#### The task
Copy each line of the data below exactly, leaving out pictures.

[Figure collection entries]
>> start

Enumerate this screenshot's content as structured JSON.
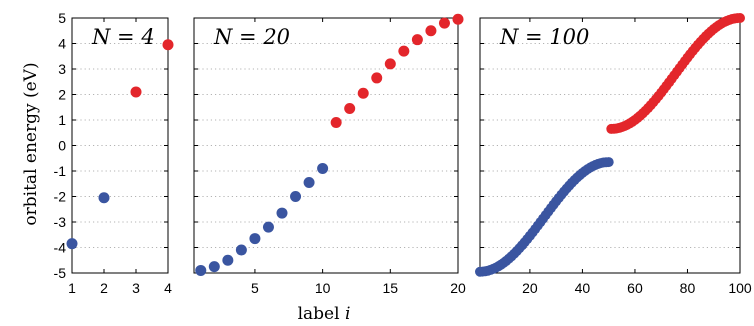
{
  "colors": {
    "occupied": "#3a55a0",
    "unoccupied": "#e3262b",
    "grid": "#9a9a9a"
  },
  "axes": {
    "ylabel": "orbital energy (eV)",
    "xlabel_text": "label ",
    "xlabel_var": "i"
  },
  "chart_data": [
    {
      "type": "scatter",
      "title": "N = 4",
      "ylim": [
        -5,
        5
      ],
      "xlim": [
        1,
        4
      ],
      "xticks": [
        1,
        2,
        3,
        4
      ],
      "yticks": [
        -5,
        -4,
        -3,
        -2,
        -1,
        0,
        1,
        2,
        3,
        4,
        5
      ],
      "grid": true,
      "series": [
        {
          "x": [
            1,
            2
          ],
          "y": [
            -3.85,
            -2.05
          ],
          "color": "#3a55a0"
        },
        {
          "x": [
            3,
            4
          ],
          "y": [
            2.1,
            3.95
          ],
          "color": "#e3262b"
        }
      ]
    },
    {
      "type": "scatter",
      "title": "N = 20",
      "ylim": [
        -5,
        5
      ],
      "xlim": [
        0.5,
        20
      ],
      "xticks": [
        5,
        10,
        15,
        20
      ],
      "yticks": [
        -5,
        -4,
        -3,
        -2,
        -1,
        0,
        1,
        2,
        3,
        4,
        5
      ],
      "grid": true,
      "series": [
        {
          "x": [
            1,
            2,
            3,
            4,
            5,
            6,
            7,
            8,
            9,
            10
          ],
          "y": [
            -4.9,
            -4.75,
            -4.5,
            -4.1,
            -3.65,
            -3.2,
            -2.65,
            -2.0,
            -1.45,
            -0.9
          ],
          "color": "#3a55a0"
        },
        {
          "x": [
            11,
            12,
            13,
            14,
            15,
            16,
            17,
            18,
            19,
            20
          ],
          "y": [
            0.9,
            1.45,
            2.05,
            2.65,
            3.2,
            3.7,
            4.15,
            4.5,
            4.8,
            4.95
          ],
          "color": "#e3262b"
        }
      ]
    },
    {
      "type": "scatter",
      "title": "N = 100",
      "ylim": [
        -5,
        5
      ],
      "xlim": [
        1,
        100
      ],
      "xticks": [
        20,
        40,
        60,
        80,
        100
      ],
      "yticks": [
        -5,
        -4,
        -3,
        -2,
        -1,
        0,
        1,
        2,
        3,
        4,
        5
      ],
      "grid": true,
      "series": [
        {
          "x_range": [
            1,
            50
          ],
          "y_start": -4.95,
          "y_end": -0.65,
          "color": "#3a55a0"
        },
        {
          "x_range": [
            51,
            100
          ],
          "y_start": 0.65,
          "y_end": 5.0,
          "color": "#e3262b"
        }
      ]
    }
  ]
}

>> end

#### Answer to this exercise
Enumerate this screenshot's content as structured JSON.
{
  "colors": {
    "occupied": "#3a55a0",
    "unoccupied": "#e3262b",
    "grid": "#9a9a9a"
  },
  "axes": {
    "ylabel": "orbital energy (eV)",
    "xlabel_text": "label ",
    "xlabel_var": "i"
  },
  "chart_data": [
    {
      "type": "scatter",
      "title": "N = 4",
      "ylim": [
        -5,
        5
      ],
      "xlim": [
        1,
        4
      ],
      "xticks": [
        1,
        2,
        3,
        4
      ],
      "yticks": [
        -5,
        -4,
        -3,
        -2,
        -1,
        0,
        1,
        2,
        3,
        4,
        5
      ],
      "grid": true,
      "series": [
        {
          "x": [
            1,
            2
          ],
          "y": [
            -3.85,
            -2.05
          ],
          "color": "#3a55a0"
        },
        {
          "x": [
            3,
            4
          ],
          "y": [
            2.1,
            3.95
          ],
          "color": "#e3262b"
        }
      ]
    },
    {
      "type": "scatter",
      "title": "N = 20",
      "ylim": [
        -5,
        5
      ],
      "xlim": [
        0.5,
        20
      ],
      "xticks": [
        5,
        10,
        15,
        20
      ],
      "yticks": [
        -5,
        -4,
        -3,
        -2,
        -1,
        0,
        1,
        2,
        3,
        4,
        5
      ],
      "grid": true,
      "series": [
        {
          "x": [
            1,
            2,
            3,
            4,
            5,
            6,
            7,
            8,
            9,
            10
          ],
          "y": [
            -4.9,
            -4.75,
            -4.5,
            -4.1,
            -3.65,
            -3.2,
            -2.65,
            -2.0,
            -1.45,
            -0.9
          ],
          "color": "#3a55a0"
        },
        {
          "x": [
            11,
            12,
            13,
            14,
            15,
            16,
            17,
            18,
            19,
            20
          ],
          "y": [
            0.9,
            1.45,
            2.05,
            2.65,
            3.2,
            3.7,
            4.15,
            4.5,
            4.8,
            4.95
          ],
          "color": "#e3262b"
        }
      ]
    },
    {
      "type": "scatter",
      "title": "N = 100",
      "ylim": [
        -5,
        5
      ],
      "xlim": [
        1,
        100
      ],
      "xticks": [
        20,
        40,
        60,
        80,
        100
      ],
      "yticks": [
        -5,
        -4,
        -3,
        -2,
        -1,
        0,
        1,
        2,
        3,
        4,
        5
      ],
      "grid": true,
      "series": [
        {
          "x_range": [
            1,
            50
          ],
          "y_start": -4.95,
          "y_end": -0.65,
          "color": "#3a55a0"
        },
        {
          "x_range": [
            51,
            100
          ],
          "y_start": 0.65,
          "y_end": 5.0,
          "color": "#e3262b"
        }
      ]
    }
  ]
}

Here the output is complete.